**RECORDS PROVIDED**
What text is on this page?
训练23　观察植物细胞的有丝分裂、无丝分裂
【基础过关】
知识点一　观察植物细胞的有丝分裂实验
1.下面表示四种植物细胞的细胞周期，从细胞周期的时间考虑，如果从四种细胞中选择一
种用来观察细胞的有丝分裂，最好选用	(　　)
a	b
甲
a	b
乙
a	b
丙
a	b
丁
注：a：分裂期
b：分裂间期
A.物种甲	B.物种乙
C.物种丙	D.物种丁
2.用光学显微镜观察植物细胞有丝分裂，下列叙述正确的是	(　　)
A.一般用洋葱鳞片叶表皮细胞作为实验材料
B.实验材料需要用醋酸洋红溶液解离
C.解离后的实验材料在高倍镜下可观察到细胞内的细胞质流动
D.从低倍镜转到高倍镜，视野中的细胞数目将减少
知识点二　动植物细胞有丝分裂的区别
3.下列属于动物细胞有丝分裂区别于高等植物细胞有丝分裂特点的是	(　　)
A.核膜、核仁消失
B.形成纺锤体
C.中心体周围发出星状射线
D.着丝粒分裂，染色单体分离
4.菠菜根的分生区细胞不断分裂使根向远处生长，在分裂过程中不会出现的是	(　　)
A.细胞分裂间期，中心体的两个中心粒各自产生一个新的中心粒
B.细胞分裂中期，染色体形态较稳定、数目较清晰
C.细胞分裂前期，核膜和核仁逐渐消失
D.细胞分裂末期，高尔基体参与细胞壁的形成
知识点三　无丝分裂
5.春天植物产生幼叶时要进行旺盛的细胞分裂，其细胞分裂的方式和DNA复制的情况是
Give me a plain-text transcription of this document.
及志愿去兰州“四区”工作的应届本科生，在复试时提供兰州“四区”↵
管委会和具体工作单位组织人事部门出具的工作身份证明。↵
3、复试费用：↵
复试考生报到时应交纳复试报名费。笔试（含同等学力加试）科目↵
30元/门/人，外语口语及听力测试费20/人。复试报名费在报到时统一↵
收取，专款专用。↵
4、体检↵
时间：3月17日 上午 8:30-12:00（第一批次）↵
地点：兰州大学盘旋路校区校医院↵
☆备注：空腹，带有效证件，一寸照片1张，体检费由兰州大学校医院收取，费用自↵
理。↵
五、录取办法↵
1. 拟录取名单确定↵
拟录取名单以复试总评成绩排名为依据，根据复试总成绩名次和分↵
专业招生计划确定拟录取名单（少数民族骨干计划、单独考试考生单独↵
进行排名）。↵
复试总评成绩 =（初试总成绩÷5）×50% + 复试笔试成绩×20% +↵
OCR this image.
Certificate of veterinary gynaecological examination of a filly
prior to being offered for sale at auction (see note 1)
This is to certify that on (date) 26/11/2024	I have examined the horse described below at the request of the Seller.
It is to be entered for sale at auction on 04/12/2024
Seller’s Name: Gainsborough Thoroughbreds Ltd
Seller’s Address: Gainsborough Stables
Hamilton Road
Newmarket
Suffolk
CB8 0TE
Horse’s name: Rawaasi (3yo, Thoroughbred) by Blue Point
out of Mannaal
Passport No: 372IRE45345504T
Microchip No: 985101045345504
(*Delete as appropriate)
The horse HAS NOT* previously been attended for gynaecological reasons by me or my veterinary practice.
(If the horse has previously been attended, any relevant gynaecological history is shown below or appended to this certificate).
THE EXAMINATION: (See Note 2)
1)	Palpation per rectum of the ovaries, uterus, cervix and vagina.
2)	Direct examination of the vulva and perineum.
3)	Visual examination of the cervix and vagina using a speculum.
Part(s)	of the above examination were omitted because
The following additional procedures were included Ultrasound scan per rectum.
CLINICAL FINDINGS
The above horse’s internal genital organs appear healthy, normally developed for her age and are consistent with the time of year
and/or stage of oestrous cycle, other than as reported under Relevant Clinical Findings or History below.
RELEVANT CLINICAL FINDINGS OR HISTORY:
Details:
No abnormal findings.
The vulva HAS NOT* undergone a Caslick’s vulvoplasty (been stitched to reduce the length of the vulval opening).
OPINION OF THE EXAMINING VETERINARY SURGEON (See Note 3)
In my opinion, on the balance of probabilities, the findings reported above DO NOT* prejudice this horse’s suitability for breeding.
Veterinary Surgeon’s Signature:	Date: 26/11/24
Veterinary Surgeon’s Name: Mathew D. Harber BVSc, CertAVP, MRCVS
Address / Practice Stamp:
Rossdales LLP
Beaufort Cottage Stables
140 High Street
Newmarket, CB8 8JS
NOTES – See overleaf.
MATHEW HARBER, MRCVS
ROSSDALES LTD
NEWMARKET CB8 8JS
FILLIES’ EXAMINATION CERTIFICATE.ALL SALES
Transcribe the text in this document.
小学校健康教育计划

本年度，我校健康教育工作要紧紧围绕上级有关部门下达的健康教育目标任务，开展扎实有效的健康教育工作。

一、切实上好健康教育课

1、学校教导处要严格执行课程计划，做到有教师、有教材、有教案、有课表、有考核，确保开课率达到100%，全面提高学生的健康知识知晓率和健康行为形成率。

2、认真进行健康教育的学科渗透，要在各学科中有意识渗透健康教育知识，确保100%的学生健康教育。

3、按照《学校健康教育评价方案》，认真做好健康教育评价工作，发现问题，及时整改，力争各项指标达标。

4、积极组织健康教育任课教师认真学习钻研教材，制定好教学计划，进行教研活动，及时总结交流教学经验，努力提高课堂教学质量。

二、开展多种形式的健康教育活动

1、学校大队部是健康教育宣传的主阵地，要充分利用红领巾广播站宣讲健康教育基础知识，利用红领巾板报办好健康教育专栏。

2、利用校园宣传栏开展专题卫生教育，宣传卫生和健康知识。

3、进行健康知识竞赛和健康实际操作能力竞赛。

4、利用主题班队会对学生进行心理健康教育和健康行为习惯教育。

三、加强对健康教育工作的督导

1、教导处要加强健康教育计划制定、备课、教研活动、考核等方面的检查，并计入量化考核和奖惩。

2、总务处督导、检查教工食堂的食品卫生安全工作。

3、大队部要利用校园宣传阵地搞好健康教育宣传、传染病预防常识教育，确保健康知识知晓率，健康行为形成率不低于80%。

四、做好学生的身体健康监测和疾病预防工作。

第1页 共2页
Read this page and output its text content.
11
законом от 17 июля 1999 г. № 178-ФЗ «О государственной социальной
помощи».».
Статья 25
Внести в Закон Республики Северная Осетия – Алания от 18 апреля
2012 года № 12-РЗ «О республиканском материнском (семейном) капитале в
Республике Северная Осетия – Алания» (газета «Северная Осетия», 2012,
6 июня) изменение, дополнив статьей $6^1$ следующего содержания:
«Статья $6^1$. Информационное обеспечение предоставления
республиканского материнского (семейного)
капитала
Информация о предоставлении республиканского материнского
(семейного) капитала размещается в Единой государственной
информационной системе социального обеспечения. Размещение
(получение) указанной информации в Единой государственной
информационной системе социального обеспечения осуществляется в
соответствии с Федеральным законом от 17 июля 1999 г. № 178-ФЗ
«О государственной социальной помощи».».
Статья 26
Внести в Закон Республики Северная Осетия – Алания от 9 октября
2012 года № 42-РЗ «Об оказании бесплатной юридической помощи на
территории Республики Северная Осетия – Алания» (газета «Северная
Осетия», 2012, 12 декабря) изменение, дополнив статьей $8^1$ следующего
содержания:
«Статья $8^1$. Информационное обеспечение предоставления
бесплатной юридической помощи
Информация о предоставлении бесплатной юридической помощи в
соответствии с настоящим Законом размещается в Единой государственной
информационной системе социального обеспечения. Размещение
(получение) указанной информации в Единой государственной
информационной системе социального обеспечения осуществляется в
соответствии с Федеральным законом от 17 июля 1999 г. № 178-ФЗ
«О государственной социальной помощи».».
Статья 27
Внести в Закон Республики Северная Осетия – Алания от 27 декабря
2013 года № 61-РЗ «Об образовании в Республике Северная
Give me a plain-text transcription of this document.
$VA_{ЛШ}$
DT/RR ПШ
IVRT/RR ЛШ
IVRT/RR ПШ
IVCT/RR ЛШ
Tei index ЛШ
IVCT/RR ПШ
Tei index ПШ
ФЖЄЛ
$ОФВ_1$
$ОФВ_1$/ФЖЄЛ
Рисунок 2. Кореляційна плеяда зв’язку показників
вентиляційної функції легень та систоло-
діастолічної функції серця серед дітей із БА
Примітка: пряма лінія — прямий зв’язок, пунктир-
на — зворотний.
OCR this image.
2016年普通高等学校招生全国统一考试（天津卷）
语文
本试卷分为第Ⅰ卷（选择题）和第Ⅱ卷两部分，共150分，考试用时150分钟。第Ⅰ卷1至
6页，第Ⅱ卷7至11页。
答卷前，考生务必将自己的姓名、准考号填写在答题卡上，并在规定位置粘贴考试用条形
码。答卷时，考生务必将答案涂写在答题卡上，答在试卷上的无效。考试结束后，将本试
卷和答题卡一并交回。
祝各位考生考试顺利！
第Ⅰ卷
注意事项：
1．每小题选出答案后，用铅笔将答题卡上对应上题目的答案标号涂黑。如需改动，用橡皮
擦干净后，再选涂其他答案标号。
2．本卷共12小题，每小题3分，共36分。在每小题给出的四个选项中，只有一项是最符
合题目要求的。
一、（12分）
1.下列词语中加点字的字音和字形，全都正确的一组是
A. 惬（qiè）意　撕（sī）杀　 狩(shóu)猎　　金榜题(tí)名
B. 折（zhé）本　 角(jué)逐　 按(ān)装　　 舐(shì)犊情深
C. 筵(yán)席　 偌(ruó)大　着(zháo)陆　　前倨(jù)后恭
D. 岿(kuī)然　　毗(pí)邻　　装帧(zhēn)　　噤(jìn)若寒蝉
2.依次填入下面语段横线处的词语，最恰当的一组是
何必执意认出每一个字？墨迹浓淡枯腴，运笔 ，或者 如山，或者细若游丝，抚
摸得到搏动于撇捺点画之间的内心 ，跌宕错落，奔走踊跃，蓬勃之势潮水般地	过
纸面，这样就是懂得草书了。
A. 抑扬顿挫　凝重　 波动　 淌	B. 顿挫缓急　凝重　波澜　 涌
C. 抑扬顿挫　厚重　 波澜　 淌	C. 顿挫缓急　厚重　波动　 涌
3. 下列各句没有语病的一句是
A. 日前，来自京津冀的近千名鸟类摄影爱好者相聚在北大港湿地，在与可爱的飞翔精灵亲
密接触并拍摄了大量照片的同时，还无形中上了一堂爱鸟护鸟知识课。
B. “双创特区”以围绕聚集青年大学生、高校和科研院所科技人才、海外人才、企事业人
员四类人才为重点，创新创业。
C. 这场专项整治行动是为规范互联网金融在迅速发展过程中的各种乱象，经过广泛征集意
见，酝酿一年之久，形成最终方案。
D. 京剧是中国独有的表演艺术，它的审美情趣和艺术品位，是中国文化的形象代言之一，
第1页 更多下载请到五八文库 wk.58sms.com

**PROBLEM DESCRIPTION**
Find each line holding "Алания". Copy it out.

**IN RESPONSE**
Внести в Закон Республики Северная Осетия – Алания от 18 апреля
Республике Северная Осетия – Алания» (газета «Северная Осетия», 2012,
Внести в Закон Республики Северная Осетия – Алания от 9 октября
территории Республики Северная Осетия – Алания» (газета «Северная
Внести в Закон Республики Северная Осетия – Алания от 27 декабря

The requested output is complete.